-- Goal --
Copy each line that holds "month".

-- Record excerpts --

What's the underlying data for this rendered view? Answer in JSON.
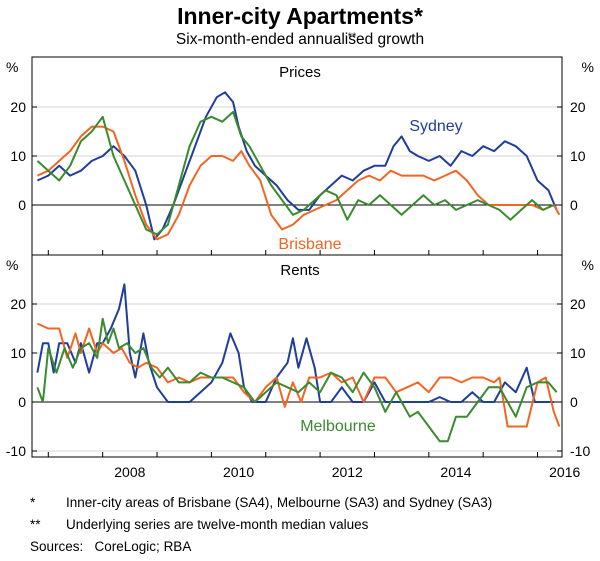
{
  "title": "Inner-city Apartments*",
  "subtitle": "Six-month-ended annualised growth",
  "subtitle_mark": "**",
  "colors": {
    "sydney": "#1f3d9c",
    "brisbane": "#f26522",
    "melbourne": "#3a8a2e",
    "axis": "#000000",
    "grid": "#bdbdbd"
  },
  "footnotes": [
    {
      "mark": "*",
      "text": "Inner-city areas of Brisbane (SA4), Melbourne (SA3) and Sydney (SA3)"
    },
    {
      "mark": "**",
      "text": "Underlying series are twelve-month median values"
    }
  ],
  "sources": "Sources:   CoreLogic; RBA",
  "chart_data": [
    {
      "type": "line",
      "title": "Prices",
      "ylabel": "%",
      "ylim": [
        -10,
        30
      ],
      "yticks": [
        0,
        10,
        20
      ],
      "xlim": [
        2006.7,
        2016.45
      ],
      "xticks": [
        2008,
        2010,
        2012,
        2014,
        2016
      ],
      "series": [
        {
          "name": "Sydney",
          "key": "sydney",
          "labeled": true,
          "x": [
            2006.8,
            2007.0,
            2007.2,
            2007.4,
            2007.6,
            2007.8,
            2008.0,
            2008.2,
            2008.4,
            2008.6,
            2008.8,
            2008.95,
            2009.1,
            2009.3,
            2009.5,
            2009.7,
            2009.9,
            2010.1,
            2010.25,
            2010.4,
            2010.5,
            2010.65,
            2010.8,
            2011.0,
            2011.2,
            2011.4,
            2011.6,
            2011.8,
            2012.0,
            2012.2,
            2012.4,
            2012.6,
            2012.8,
            2013.0,
            2013.2,
            2013.35,
            2013.5,
            2013.65,
            2013.8,
            2014.0,
            2014.2,
            2014.4,
            2014.6,
            2014.8,
            2015.0,
            2015.2,
            2015.4,
            2015.6,
            2015.8,
            2016.0,
            2016.2,
            2016.35
          ],
          "values": [
            5,
            6,
            8,
            6,
            7,
            9,
            10,
            12,
            10,
            7,
            0,
            -7,
            -5,
            0,
            6,
            12,
            18,
            22,
            23,
            21,
            16,
            11,
            8,
            6,
            4,
            1,
            -1,
            -1,
            2,
            4,
            6,
            5,
            7,
            8,
            8,
            12,
            14,
            11,
            10,
            9,
            10,
            8,
            11,
            10,
            12,
            11,
            13,
            12,
            10,
            5,
            3,
            -1
          ]
        },
        {
          "name": "Brisbane",
          "key": "brisbane",
          "labeled": true,
          "x": [
            2006.8,
            2007.0,
            2007.2,
            2007.4,
            2007.6,
            2007.8,
            2008.0,
            2008.2,
            2008.4,
            2008.6,
            2008.8,
            2009.0,
            2009.2,
            2009.4,
            2009.6,
            2009.8,
            2010.0,
            2010.2,
            2010.4,
            2010.55,
            2010.7,
            2010.9,
            2011.1,
            2011.3,
            2011.5,
            2011.7,
            2011.9,
            2012.1,
            2012.3,
            2012.5,
            2012.7,
            2012.9,
            2013.1,
            2013.3,
            2013.5,
            2013.7,
            2013.9,
            2014.1,
            2014.3,
            2014.5,
            2014.7,
            2014.9,
            2015.1,
            2015.3,
            2015.5,
            2015.7,
            2015.9,
            2016.1,
            2016.3,
            2016.4
          ],
          "values": [
            6,
            7,
            9,
            11,
            14,
            16,
            16,
            15,
            9,
            2,
            -4,
            -7,
            -6,
            -2,
            4,
            8,
            10,
            10,
            9,
            11,
            8,
            5,
            -2,
            -5,
            -4,
            -2,
            -1,
            0,
            1,
            3,
            5,
            6,
            5,
            7,
            6,
            6,
            6,
            5,
            6,
            7,
            5,
            2,
            0,
            0,
            0,
            0,
            0,
            -1,
            0,
            -2
          ]
        },
        {
          "name": "Melbourne",
          "key": "melbourne",
          "labeled": false,
          "x": [
            2006.8,
            2007.0,
            2007.2,
            2007.4,
            2007.6,
            2007.8,
            2008.0,
            2008.2,
            2008.4,
            2008.6,
            2008.8,
            2009.0,
            2009.2,
            2009.4,
            2009.6,
            2009.8,
            2010.0,
            2010.2,
            2010.4,
            2010.55,
            2010.7,
            2010.9,
            2011.1,
            2011.3,
            2011.5,
            2011.7,
            2011.9,
            2012.1,
            2012.3,
            2012.5,
            2012.7,
            2012.9,
            2013.1,
            2013.3,
            2013.5,
            2013.7,
            2013.9,
            2014.1,
            2014.3,
            2014.5,
            2014.7,
            2014.9,
            2015.1,
            2015.3,
            2015.5,
            2015.7,
            2015.9,
            2016.1,
            2016.3
          ],
          "values": [
            9,
            7,
            5,
            8,
            13,
            15,
            18,
            10,
            5,
            0,
            -5,
            -6,
            -4,
            4,
            12,
            17,
            18,
            17,
            19,
            14,
            12,
            8,
            4,
            1,
            -2,
            -1,
            1,
            3,
            2,
            -3,
            1,
            0,
            2,
            0,
            -2,
            0,
            2,
            0,
            1,
            -1,
            0,
            1,
            0,
            -1,
            -3,
            -1,
            1,
            -1,
            0
          ]
        }
      ]
    },
    {
      "type": "line",
      "title": "Rents",
      "ylabel": "%",
      "ylim": [
        -10,
        30
      ],
      "yticks": [
        -10,
        0,
        10,
        20
      ],
      "xlim": [
        2006.7,
        2016.45
      ],
      "xticks": [
        2008,
        2010,
        2012,
        2014,
        2016
      ],
      "series": [
        {
          "name": "Sydney",
          "key": "sydney",
          "labeled": false,
          "x": [
            2006.8,
            2006.9,
            2007.0,
            2007.1,
            2007.2,
            2007.35,
            2007.5,
            2007.6,
            2007.75,
            2007.9,
            2008.0,
            2008.15,
            2008.3,
            2008.4,
            2008.5,
            2008.6,
            2008.75,
            2008.85,
            2009.0,
            2009.2,
            2009.4,
            2009.6,
            2009.8,
            2010.0,
            2010.2,
            2010.35,
            2010.5,
            2010.6,
            2010.75,
            2010.9,
            2011.0,
            2011.2,
            2011.4,
            2011.5,
            2011.6,
            2011.75,
            2011.9,
            2012.0,
            2012.2,
            2012.4,
            2012.6,
            2012.8,
            2013.0,
            2013.2,
            2013.4,
            2013.6,
            2013.8,
            2014.0,
            2014.2,
            2014.4,
            2014.6,
            2014.8,
            2015.0,
            2015.2,
            2015.4,
            2015.6,
            2015.8,
            2015.95,
            2016.1,
            2016.3
          ],
          "values": [
            6,
            12,
            12,
            6,
            12,
            12,
            8,
            12,
            6,
            12,
            12,
            15,
            19,
            24,
            10,
            5,
            14,
            8,
            3,
            0,
            0,
            0,
            2,
            4,
            8,
            14,
            10,
            3,
            0,
            0,
            0,
            5,
            8,
            13,
            7,
            13,
            7,
            0,
            0,
            3,
            0,
            0,
            4,
            0,
            0,
            0,
            0,
            0,
            1,
            0,
            0,
            2,
            0,
            0,
            4,
            2,
            7,
            0,
            0,
            0
          ]
        },
        {
          "name": "Brisbane",
          "key": "brisbane",
          "labeled": false,
          "x": [
            2006.8,
            2007.0,
            2007.2,
            2007.35,
            2007.5,
            2007.6,
            2007.75,
            2007.9,
            2008.0,
            2008.2,
            2008.35,
            2008.5,
            2008.65,
            2008.8,
            2009.0,
            2009.2,
            2009.4,
            2009.6,
            2009.8,
            2010.0,
            2010.2,
            2010.4,
            2010.6,
            2010.8,
            2011.0,
            2011.2,
            2011.35,
            2011.5,
            2011.65,
            2011.8,
            2012.0,
            2012.2,
            2012.4,
            2012.6,
            2012.8,
            2013.0,
            2013.2,
            2013.4,
            2013.6,
            2013.8,
            2014.0,
            2014.2,
            2014.4,
            2014.6,
            2014.8,
            2015.0,
            2015.2,
            2015.3,
            2015.45,
            2015.6,
            2015.8,
            2016.0,
            2016.15,
            2016.3,
            2016.4
          ],
          "values": [
            16,
            15,
            15,
            9,
            14,
            10,
            15,
            10,
            12,
            10,
            11,
            8,
            7,
            8,
            7,
            4,
            5,
            4,
            5,
            5,
            5,
            5,
            2,
            0,
            3,
            5,
            -1,
            4,
            0,
            5,
            5,
            6,
            4,
            5,
            0,
            5,
            5,
            2,
            3,
            4,
            2,
            5,
            5,
            4,
            5,
            5,
            4,
            5,
            -5,
            -5,
            -5,
            4,
            5,
            -2,
            -5
          ]
        },
        {
          "name": "Melbourne",
          "key": "melbourne",
          "labeled": true,
          "x": [
            2006.8,
            2006.9,
            2007.0,
            2007.15,
            2007.3,
            2007.45,
            2007.6,
            2007.75,
            2007.9,
            2008.0,
            2008.1,
            2008.2,
            2008.3,
            2008.45,
            2008.6,
            2008.75,
            2008.9,
            2009.05,
            2009.2,
            2009.4,
            2009.6,
            2009.8,
            2010.0,
            2010.2,
            2010.4,
            2010.6,
            2010.8,
            2011.0,
            2011.2,
            2011.4,
            2011.6,
            2011.8,
            2012.0,
            2012.2,
            2012.4,
            2012.6,
            2012.8,
            2013.0,
            2013.2,
            2013.4,
            2013.5,
            2013.65,
            2013.8,
            2014.0,
            2014.2,
            2014.35,
            2014.5,
            2014.7,
            2014.9,
            2015.1,
            2015.3,
            2015.45,
            2015.6,
            2015.8,
            2016.0,
            2016.2,
            2016.35
          ],
          "values": [
            3,
            0,
            11,
            6,
            11,
            7,
            11,
            12,
            9,
            17,
            12,
            15,
            11,
            12,
            10,
            11,
            7,
            5,
            7,
            4,
            4,
            6,
            5,
            5,
            4,
            3,
            0,
            2,
            4,
            3,
            2,
            4,
            2,
            6,
            5,
            2,
            6,
            3,
            -2,
            2,
            0,
            -3,
            -2,
            -5,
            -8,
            -8,
            -3,
            -3,
            0,
            3,
            3,
            0,
            -3,
            3,
            4,
            4,
            2
          ]
        }
      ]
    }
  ],
  "panel_labels": [
    {
      "series": "Sydney",
      "panel": 0
    },
    {
      "series": "Brisbane",
      "panel": 0
    },
    {
      "series": "Melbourne",
      "panel": 1
    }
  ]
}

-- Reply --
  "subtitle": "Six-month-ended annualised growth",
      "text": "Underlying series are twelve-month median values"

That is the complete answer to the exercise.